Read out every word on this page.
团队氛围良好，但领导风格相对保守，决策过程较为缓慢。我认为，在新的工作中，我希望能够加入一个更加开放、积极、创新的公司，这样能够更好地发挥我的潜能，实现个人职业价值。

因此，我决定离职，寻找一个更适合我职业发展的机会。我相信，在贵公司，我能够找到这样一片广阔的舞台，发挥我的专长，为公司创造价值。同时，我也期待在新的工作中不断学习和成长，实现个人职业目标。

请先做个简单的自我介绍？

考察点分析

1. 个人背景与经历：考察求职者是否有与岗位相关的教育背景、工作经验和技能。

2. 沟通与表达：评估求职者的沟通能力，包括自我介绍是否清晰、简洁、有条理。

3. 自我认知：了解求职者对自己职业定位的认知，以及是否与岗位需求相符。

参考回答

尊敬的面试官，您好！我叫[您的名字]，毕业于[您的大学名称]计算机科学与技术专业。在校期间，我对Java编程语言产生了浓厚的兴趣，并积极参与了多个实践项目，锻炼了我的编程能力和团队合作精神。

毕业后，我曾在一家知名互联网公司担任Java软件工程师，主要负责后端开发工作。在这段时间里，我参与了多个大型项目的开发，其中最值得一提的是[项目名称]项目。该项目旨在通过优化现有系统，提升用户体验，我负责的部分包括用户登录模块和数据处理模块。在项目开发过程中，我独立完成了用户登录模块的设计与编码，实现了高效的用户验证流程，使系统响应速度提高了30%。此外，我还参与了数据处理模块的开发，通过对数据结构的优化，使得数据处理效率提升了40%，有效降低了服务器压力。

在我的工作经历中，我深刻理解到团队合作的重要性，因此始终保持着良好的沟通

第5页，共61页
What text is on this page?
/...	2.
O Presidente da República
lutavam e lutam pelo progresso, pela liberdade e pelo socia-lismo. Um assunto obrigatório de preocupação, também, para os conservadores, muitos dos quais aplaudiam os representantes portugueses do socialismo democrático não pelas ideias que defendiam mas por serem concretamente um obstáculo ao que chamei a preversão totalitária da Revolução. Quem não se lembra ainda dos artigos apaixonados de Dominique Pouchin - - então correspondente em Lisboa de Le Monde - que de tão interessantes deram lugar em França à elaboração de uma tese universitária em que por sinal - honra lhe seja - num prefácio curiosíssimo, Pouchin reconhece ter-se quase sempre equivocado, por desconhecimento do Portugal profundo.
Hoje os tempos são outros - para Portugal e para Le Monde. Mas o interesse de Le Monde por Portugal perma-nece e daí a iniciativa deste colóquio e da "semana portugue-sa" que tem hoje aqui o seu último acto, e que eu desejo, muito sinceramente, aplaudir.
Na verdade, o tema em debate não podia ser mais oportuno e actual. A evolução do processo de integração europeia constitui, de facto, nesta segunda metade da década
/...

· · · ·

PROBLEM REQUIREMENTS - Return the listing above in full, character for character.

FINISHED TASK -
Read out every word on this page.
团队氛围良好，但领导风格相对保守，决策过程较为缓慢。我认为，在新的工作中，我希望能够加入一个更加开放、积极、创新的公司，这样能够更好地发挥我的潜能，实现个人职业价值。

因此，我决定离职，寻找一个更适合我职业发展的机会。我相信，在贵公司，我能够找到这样一片广阔的舞台，发挥我的专长，为公司创造价值。同时，我也期待在新的工作中不断学习和成长，实现个人职业目标。

请先做个简单的自我介绍？

考察点分析

1. 个人背景与经历：考察求职者是否有与岗位相关的教育背景、工作经验和技能。

2. 沟通与表达：评估求职者的沟通能力，包括自我介绍是否清晰、简洁、有条理。

3. 自我认知：了解求职者对自己职业定位的认知，以及是否与岗位需求相符。

参考回答

尊敬的面试官，您好！我叫[您的名字]，毕业于[您的大学名称]计算机科学与技术专业。在校期间，我对Java编程语言产生了浓厚的兴趣，并积极参与了多个实践项目，锻炼了我的编程能力和团队合作精神。

毕业后，我曾在一家知名互联网公司担任Java软件工程师，主要负责后端开发工作。在这段时间里，我参与了多个大型项目的开发，其中最值得一提的是[项目名称]项目。该项目旨在通过优化现有系统，提升用户体验，我负责的部分包括用户登录模块和数据处理模块。在项目开发过程中，我独立完成了用户登录模块的设计与编码，实现了高效的用户验证流程，使系统响应速度提高了30%。此外，我还参与了数据处理模块的开发，通过对数据结构的优化，使得数据处理效率提升了40%，有效降低了服务器压力。

在我的工作经历中，我深刻理解到团队合作的重要性，因此始终保持着良好的沟通

第5页，共61页
What text is on this page?
/...	2.
O Presidente da República
lutavam e lutam pelo progresso, pela liberdade e pelo socia-lismo. Um assunto obrigatório de preocupação, também, para os conservadores, muitos dos quais aplaudiam os representantes portugueses do socialismo democrático não pelas ideias que defendiam mas por serem concretamente um obstáculo ao que chamei a preversão totalitária da Revolução. Quem não se lembra ainda dos artigos apaixonados de Dominique Pouchin - - então correspondente em Lisboa de Le Monde - que de tão interessantes deram lugar em França à elaboração de uma tese universitária em que por sinal - honra lhe seja - num prefácio curiosíssimo, Pouchin reconhece ter-se quase sempre equivocado, por desconhecimento do Portugal profundo.
Hoje os tempos são outros - para Portugal e para Le Monde. Mas o interesse de Le Monde por Portugal perma-nece e daí a iniciativa deste colóquio e da "semana portugue-sa" que tem hoje aqui o seu último acto, e que eu desejo, muito sinceramente, aplaudir.
Na verdade, o tema em debate não podia ser mais oportuno e actual. A evolução do processo de integração europeia constitui, de facto, nesta segunda metade da década
/...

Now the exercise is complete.